(Data records)
— BEGIN —
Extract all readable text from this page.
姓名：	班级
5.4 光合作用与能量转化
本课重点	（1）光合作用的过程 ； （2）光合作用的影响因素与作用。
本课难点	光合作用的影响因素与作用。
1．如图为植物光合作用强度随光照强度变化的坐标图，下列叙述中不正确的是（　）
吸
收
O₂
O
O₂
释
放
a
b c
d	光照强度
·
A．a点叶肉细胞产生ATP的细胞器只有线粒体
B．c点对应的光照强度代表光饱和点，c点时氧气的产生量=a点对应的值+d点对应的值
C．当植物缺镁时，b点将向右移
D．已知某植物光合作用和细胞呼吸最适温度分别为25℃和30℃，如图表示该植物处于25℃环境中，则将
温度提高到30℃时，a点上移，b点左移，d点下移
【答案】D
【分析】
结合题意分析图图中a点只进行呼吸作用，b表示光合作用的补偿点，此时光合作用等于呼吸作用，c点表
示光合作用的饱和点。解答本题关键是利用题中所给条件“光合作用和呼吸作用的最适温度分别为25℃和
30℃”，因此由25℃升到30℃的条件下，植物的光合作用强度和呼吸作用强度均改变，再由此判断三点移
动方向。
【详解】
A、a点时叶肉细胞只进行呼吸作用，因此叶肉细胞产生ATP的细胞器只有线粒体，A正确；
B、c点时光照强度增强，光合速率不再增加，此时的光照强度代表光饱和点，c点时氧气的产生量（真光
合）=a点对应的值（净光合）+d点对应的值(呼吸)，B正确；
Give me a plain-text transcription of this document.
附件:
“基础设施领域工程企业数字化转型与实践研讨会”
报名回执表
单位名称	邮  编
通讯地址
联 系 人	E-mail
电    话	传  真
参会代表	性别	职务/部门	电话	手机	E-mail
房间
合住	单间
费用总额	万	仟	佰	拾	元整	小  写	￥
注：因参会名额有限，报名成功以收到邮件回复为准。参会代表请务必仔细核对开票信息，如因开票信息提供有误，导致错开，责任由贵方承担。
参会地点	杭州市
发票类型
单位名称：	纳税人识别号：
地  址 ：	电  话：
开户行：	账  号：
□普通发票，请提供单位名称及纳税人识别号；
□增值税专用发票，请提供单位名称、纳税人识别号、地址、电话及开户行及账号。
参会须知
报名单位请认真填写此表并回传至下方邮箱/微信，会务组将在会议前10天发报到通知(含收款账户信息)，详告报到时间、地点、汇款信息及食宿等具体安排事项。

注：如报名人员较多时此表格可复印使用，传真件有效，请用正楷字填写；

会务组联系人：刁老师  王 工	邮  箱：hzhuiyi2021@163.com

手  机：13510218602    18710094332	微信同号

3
— END —
Set down the entries verbatim, leaving none out.

Extract all readable text from this page.
姓名：	班级
5.4 光合作用与能量转化
本课重点	（1）光合作用的过程 ； （2）光合作用的影响因素与作用。
本课难点	光合作用的影响因素与作用。
1．如图为植物光合作用强度随光照强度变化的坐标图，下列叙述中不正确的是（　）
吸
收
O₂
O
O₂
释
放
a
b c
d	光照强度
·
A．a点叶肉细胞产生ATP的细胞器只有线粒体
B．c点对应的光照强度代表光饱和点，c点时氧气的产生量=a点对应的值+d点对应的值
C．当植物缺镁时，b点将向右移
D．已知某植物光合作用和细胞呼吸最适温度分别为25℃和30℃，如图表示该植物处于25℃环境中，则将
温度提高到30℃时，a点上移，b点左移，d点下移
【答案】D
【分析】
结合题意分析图图中a点只进行呼吸作用，b表示光合作用的补偿点，此时光合作用等于呼吸作用，c点表
示光合作用的饱和点。解答本题关键是利用题中所给条件“光合作用和呼吸作用的最适温度分别为25℃和
30℃”，因此由25℃升到30℃的条件下，植物的光合作用强度和呼吸作用强度均改变，再由此判断三点移
动方向。
【详解】
A、a点时叶肉细胞只进行呼吸作用，因此叶肉细胞产生ATP的细胞器只有线粒体，A正确；
B、c点时光照强度增强，光合速率不再增加，此时的光照强度代表光饱和点，c点时氧气的产生量（真光
合）=a点对应的值（净光合）+d点对应的值(呼吸)，B正确；
Give me a plain-text transcription of this document.
附件:
“基础设施领域工程企业数字化转型与实践研讨会”
报名回执表
单位名称	邮  编
通讯地址
联 系 人	E-mail
电    话	传  真
参会代表	性别	职务/部门	电话	手机	E-mail
房间
合住	单间
费用总额	万	仟	佰	拾	元整	小  写	￥
注：因参会名额有限，报名成功以收到邮件回复为准。参会代表请务必仔细核对开票信息，如因开票信息提供有误，导致错开，责任由贵方承担。
参会地点	杭州市
发票类型
单位名称：	纳税人识别号：
地  址 ：	电  话：
开户行：	账  号：
□普通发票，请提供单位名称及纳税人识别号；
□增值税专用发票，请提供单位名称、纳税人识别号、地址、电话及开户行及账号。
参会须知
报名单位请认真填写此表并回传至下方邮箱/微信，会务组将在会议前10天发报到通知(含收款账户信息)，详告报到时间、地点、汇款信息及食宿等具体安排事项。

注：如报名人员较多时此表格可复印使用，传真件有效，请用正楷字填写；

会务组联系人：刁老师  王 工	邮  箱：hzhuiyi2021@163.com

手  机：13510218602    18710094332	微信同号

3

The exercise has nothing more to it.